Dataset excerpt:
* START *

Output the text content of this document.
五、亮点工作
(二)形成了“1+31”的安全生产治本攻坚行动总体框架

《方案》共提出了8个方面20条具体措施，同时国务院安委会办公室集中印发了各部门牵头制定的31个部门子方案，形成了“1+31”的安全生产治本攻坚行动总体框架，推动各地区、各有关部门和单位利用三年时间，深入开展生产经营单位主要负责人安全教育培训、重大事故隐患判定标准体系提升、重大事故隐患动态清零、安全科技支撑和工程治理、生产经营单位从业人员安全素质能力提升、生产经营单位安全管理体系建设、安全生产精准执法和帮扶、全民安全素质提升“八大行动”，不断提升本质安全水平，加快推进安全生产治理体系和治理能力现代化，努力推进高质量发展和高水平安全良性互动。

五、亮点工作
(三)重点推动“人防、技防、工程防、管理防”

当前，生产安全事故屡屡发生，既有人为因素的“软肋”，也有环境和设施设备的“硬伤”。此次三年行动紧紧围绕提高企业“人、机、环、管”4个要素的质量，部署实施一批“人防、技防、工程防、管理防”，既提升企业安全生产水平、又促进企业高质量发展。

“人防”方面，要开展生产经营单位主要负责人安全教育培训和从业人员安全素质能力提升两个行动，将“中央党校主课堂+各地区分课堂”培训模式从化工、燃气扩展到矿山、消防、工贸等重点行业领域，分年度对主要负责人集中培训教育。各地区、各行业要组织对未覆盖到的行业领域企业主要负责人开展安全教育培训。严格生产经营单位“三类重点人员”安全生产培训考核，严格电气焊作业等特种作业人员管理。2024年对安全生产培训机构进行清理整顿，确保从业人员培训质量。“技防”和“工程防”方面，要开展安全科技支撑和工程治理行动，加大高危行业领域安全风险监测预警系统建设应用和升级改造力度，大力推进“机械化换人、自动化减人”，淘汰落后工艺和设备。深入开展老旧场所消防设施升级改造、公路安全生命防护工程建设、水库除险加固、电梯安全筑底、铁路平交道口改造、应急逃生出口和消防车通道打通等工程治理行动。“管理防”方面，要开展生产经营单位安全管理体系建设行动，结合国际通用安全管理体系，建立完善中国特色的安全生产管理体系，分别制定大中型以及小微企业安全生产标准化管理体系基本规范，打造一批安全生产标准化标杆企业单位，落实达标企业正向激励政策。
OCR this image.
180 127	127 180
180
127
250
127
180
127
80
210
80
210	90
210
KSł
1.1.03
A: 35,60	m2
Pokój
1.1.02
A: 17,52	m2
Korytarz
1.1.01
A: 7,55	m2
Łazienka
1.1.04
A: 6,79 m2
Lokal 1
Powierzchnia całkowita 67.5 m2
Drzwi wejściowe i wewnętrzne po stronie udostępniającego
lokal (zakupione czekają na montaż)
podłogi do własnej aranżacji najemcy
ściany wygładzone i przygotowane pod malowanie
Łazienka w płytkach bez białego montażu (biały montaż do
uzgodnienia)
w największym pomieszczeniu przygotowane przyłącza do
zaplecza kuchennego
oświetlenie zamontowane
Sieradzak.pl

* END *

## EXERCISE INSTRUCTIONS
Reproduce the material above without altering a single character.

## COMPLETE OUTPUT
Output the text content of this document.
五、亮点工作
(二)形成了“1+31”的安全生产治本攻坚行动总体框架

《方案》共提出了8个方面20条具体措施，同时国务院安委会办公室集中印发了各部门牵头制定的31个部门子方案，形成了“1+31”的安全生产治本攻坚行动总体框架，推动各地区、各有关部门和单位利用三年时间，深入开展生产经营单位主要负责人安全教育培训、重大事故隐患判定标准体系提升、重大事故隐患动态清零、安全科技支撑和工程治理、生产经营单位从业人员安全素质能力提升、生产经营单位安全管理体系建设、安全生产精准执法和帮扶、全民安全素质提升“八大行动”，不断提升本质安全水平，加快推进安全生产治理体系和治理能力现代化，努力推进高质量发展和高水平安全良性互动。

五、亮点工作
(三)重点推动“人防、技防、工程防、管理防”

当前，生产安全事故屡屡发生，既有人为因素的“软肋”，也有环境和设施设备的“硬伤”。此次三年行动紧紧围绕提高企业“人、机、环、管”4个要素的质量，部署实施一批“人防、技防、工程防、管理防”，既提升企业安全生产水平、又促进企业高质量发展。

“人防”方面，要开展生产经营单位主要负责人安全教育培训和从业人员安全素质能力提升两个行动，将“中央党校主课堂+各地区分课堂”培训模式从化工、燃气扩展到矿山、消防、工贸等重点行业领域，分年度对主要负责人集中培训教育。各地区、各行业要组织对未覆盖到的行业领域企业主要负责人开展安全教育培训。严格生产经营单位“三类重点人员”安全生产培训考核，严格电气焊作业等特种作业人员管理。2024年对安全生产培训机构进行清理整顿，确保从业人员培训质量。“技防”和“工程防”方面，要开展安全科技支撑和工程治理行动，加大高危行业领域安全风险监测预警系统建设应用和升级改造力度，大力推进“机械化换人、自动化减人”，淘汰落后工艺和设备。深入开展老旧场所消防设施升级改造、公路安全生命防护工程建设、水库除险加固、电梯安全筑底、铁路平交道口改造、应急逃生出口和消防车通道打通等工程治理行动。“管理防”方面，要开展生产经营单位安全管理体系建设行动，结合国际通用安全管理体系，建立完善中国特色的安全生产管理体系，分别制定大中型以及小微企业安全生产标准化管理体系基本规范，打造一批安全生产标准化标杆企业单位，落实达标企业正向激励政策。
OCR this image.
180 127	127 180
180
127
250
127
180
127
80
210
80
210	90
210
KSł
1.1.03
A: 35,60	m2
Pokój
1.1.02
A: 17,52	m2
Korytarz
1.1.01
A: 7,55	m2
Łazienka
1.1.04
A: 6,79 m2
Lokal 1
Powierzchnia całkowita 67.5 m2
Drzwi wejściowe i wewnętrzne po stronie udostępniającego
lokal (zakupione czekają na montaż)
podłogi do własnej aranżacji najemcy
ściany wygładzone i przygotowane pod malowanie
Łazienka w płytkach bez białego montażu (biały montaż do
uzgodnienia)
w największym pomieszczeniu przygotowane przyłącza do
zaplecza kuchennego
oświetlenie zamontowane
Sieradzak.pl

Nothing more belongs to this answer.